What needs to be done → Check each line for the word "Кровь" and give how many have it. Say nothing else.

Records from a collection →
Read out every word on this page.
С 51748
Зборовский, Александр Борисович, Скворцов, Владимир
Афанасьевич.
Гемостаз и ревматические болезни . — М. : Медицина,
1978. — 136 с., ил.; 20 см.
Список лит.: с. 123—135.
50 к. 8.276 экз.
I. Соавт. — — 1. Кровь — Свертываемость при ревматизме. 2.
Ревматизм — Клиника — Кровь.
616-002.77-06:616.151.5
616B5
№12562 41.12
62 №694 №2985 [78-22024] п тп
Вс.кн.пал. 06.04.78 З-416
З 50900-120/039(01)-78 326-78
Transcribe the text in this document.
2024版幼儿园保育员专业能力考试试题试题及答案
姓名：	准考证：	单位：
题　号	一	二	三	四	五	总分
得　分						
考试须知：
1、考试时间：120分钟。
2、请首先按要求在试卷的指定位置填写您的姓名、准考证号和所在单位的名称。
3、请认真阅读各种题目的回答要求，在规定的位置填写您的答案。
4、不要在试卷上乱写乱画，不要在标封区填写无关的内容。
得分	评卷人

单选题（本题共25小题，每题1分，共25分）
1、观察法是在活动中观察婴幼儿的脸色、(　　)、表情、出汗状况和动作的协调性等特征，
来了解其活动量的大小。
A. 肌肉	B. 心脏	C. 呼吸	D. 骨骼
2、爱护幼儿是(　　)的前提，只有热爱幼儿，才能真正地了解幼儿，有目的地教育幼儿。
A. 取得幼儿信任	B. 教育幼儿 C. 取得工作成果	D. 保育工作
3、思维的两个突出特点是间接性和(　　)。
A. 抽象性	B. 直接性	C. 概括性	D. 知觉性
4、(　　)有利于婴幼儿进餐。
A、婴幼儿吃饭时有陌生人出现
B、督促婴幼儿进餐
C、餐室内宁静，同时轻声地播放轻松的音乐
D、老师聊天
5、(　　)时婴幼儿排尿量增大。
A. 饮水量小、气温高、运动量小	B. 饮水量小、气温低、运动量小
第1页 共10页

Worked solution → 2